* [Aim of the exercise] Identify each line below that contains the word "killed", and copy it out.

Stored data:
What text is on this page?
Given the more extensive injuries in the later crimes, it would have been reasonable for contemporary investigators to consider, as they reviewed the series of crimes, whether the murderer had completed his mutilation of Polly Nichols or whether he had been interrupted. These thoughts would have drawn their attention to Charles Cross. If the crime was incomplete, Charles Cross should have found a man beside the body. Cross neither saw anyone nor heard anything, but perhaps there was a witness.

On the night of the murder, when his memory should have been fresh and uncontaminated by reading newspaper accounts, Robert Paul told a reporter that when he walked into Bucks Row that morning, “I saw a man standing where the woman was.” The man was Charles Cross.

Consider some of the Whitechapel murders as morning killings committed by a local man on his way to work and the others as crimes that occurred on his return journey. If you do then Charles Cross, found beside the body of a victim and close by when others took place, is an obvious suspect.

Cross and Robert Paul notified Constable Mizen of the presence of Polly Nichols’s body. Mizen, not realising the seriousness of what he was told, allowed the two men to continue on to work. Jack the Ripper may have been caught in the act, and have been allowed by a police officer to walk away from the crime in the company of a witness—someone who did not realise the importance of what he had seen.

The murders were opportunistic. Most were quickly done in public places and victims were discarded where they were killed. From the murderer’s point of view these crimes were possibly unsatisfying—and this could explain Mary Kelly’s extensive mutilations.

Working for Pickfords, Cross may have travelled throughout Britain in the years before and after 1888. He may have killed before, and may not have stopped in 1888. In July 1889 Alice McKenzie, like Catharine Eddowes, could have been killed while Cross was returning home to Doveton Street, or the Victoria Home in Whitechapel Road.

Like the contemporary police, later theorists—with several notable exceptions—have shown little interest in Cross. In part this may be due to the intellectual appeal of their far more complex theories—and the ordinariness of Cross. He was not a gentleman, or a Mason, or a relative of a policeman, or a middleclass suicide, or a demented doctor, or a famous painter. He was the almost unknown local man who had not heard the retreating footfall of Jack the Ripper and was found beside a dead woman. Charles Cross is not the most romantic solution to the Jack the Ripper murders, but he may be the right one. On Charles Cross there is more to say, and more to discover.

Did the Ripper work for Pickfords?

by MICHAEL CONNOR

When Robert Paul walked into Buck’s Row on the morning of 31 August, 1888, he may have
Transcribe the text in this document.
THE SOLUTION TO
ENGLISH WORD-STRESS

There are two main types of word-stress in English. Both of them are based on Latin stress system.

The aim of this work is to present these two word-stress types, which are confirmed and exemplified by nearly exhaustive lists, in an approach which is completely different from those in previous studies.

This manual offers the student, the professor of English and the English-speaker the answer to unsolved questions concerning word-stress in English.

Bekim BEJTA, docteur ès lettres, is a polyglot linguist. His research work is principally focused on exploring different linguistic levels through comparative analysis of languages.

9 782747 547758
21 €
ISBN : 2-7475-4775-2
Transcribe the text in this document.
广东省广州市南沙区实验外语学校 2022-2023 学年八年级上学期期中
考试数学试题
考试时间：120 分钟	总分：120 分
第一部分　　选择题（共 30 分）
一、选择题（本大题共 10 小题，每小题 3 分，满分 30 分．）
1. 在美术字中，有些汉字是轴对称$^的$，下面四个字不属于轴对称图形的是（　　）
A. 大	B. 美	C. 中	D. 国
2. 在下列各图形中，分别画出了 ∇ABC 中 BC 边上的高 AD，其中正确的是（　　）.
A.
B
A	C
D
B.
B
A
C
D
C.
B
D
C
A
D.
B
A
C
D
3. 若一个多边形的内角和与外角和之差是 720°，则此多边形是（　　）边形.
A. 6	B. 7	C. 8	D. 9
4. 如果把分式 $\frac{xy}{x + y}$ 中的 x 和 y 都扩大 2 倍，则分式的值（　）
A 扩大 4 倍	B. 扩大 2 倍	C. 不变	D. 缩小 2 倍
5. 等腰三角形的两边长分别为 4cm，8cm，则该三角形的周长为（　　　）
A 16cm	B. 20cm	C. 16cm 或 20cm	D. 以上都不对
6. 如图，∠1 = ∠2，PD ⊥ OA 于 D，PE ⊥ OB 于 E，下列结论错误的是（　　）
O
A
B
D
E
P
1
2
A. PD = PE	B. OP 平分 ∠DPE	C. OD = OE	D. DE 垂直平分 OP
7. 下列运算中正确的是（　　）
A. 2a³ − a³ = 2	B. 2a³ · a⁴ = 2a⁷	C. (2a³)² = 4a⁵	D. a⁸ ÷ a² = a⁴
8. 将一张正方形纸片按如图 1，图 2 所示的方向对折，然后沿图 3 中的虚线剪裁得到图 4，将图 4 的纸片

* [Solution]
The murders were opportunistic. Most were quickly done in public places and victims were discarded where they were killed. From the murderer’s point of view these crimes were possibly unsatisfying—and this could explain Mary Kelly’s extensive mutilations.
Working for Pickfords, Cross may have travelled throughout Britain in the years before and after 1888. He may have killed before, and may not have stopped in 1888. In July 1889 Alice McKenzie, like Catharine Eddowes, could have been killed while Cross was returning home to Doveton Street, or the Victoria Home in Whitechapel Road.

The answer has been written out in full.